Goal of the exercise: Return all of the data exactly, with nothing left out but the pictures.

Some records
-------

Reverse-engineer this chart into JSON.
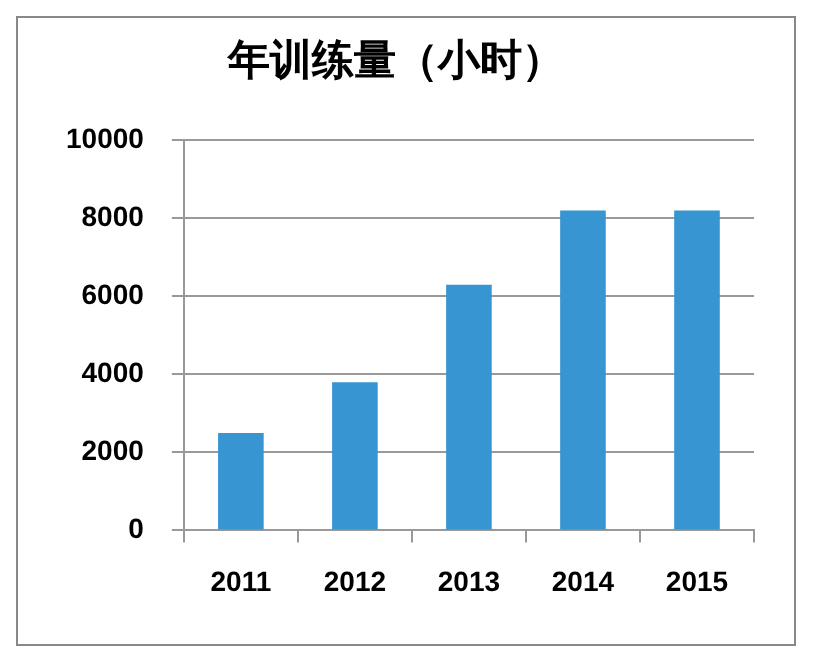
{
  "chart_data": {
    "type": "bar",
    "title": "年训练量（小时）",
    "categories": [
      "2011",
      "2012",
      "2013",
      "2014",
      "2015"
    ],
    "values": [
      2500,
      3800,
      6300,
      8200,
      8200
    ],
    "color": "#3795d2",
    "ylim": [
      0,
      10000
    ],
    "yticks": [
      0,
      2000,
      4000,
      6000,
      8000,
      10000
    ],
    "grid": "y",
    "legend": false
  }
}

-------

Complete response:
Reverse-engineer this chart into JSON.
{
  "chart_data": {
    "type": "bar",
    "title": "年训练量（小时）",
    "categories": [
      "2011",
      "2012",
      "2013",
      "2014",
      "2015"
    ],
    "values": [
      2500,
      3800,
      6300,
      8200,
      8200
    ],
    "color": "#3795d2",
    "ylim": [
      0,
      10000
    ],
    "yticks": [
      0,
      2000,
      4000,
      6000,
      8000,
      10000
    ],
    "grid": "y",
    "legend": false
  }
}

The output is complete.